Task instructions — Do not include the pictures; repeat the rest of the data exactly.

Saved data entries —
--- Begin ---

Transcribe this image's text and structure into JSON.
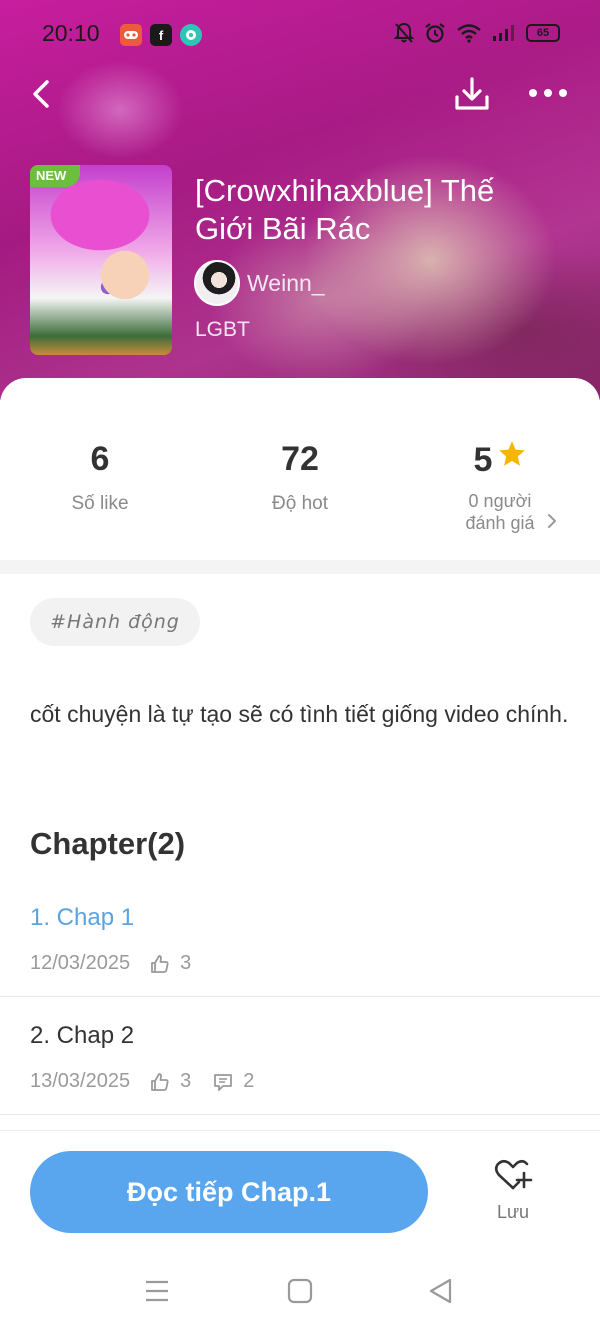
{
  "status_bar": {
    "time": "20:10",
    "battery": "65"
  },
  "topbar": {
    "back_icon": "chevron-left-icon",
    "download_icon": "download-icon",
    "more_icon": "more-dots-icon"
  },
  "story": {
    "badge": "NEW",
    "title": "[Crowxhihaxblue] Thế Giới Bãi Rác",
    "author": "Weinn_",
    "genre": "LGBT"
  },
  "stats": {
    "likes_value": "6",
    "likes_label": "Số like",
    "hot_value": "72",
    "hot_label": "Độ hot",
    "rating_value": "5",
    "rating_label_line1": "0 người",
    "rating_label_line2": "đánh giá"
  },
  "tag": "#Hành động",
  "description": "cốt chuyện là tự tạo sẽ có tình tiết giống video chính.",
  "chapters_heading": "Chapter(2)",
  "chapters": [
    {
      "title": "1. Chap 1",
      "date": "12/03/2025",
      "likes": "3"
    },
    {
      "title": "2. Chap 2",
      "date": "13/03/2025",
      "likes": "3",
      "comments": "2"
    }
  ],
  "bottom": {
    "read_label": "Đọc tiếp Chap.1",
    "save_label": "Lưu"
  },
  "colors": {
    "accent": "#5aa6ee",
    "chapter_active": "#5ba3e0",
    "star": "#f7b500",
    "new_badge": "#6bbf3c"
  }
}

--- End ---

Result —
Transcribe this image's text and structure into JSON.
{
  "status_bar": {
    "time": "20:10",
    "battery": "65"
  },
  "topbar": {
    "back_icon": "chevron-left-icon",
    "download_icon": "download-icon",
    "more_icon": "more-dots-icon"
  },
  "story": {
    "badge": "NEW",
    "title": "[Crowxhihaxblue] Thế Giới Bãi Rác",
    "author": "Weinn_",
    "genre": "LGBT"
  },
  "stats": {
    "likes_value": "6",
    "likes_label": "Số like",
    "hot_value": "72",
    "hot_label": "Độ hot",
    "rating_value": "5",
    "rating_label_line1": "0 người",
    "rating_label_line2": "đánh giá"
  },
  "tag": "#Hành động",
  "description": "cốt chuyện là tự tạo sẽ có tình tiết giống video chính.",
  "chapters_heading": "Chapter(2)",
  "chapters": [
    {
      "title": "1. Chap 1",
      "date": "12/03/2025",
      "likes": "3"
    },
    {
      "title": "2. Chap 2",
      "date": "13/03/2025",
      "likes": "3",
      "comments": "2"
    }
  ],
  "bottom": {
    "read_label": "Đọc tiếp Chap.1",
    "save_label": "Lưu"
  },
  "colors": {
    "accent": "#5aa6ee",
    "chapter_active": "#5ba3e0",
    "star": "#f7b500",
    "new_badge": "#6bbf3c"
  }
}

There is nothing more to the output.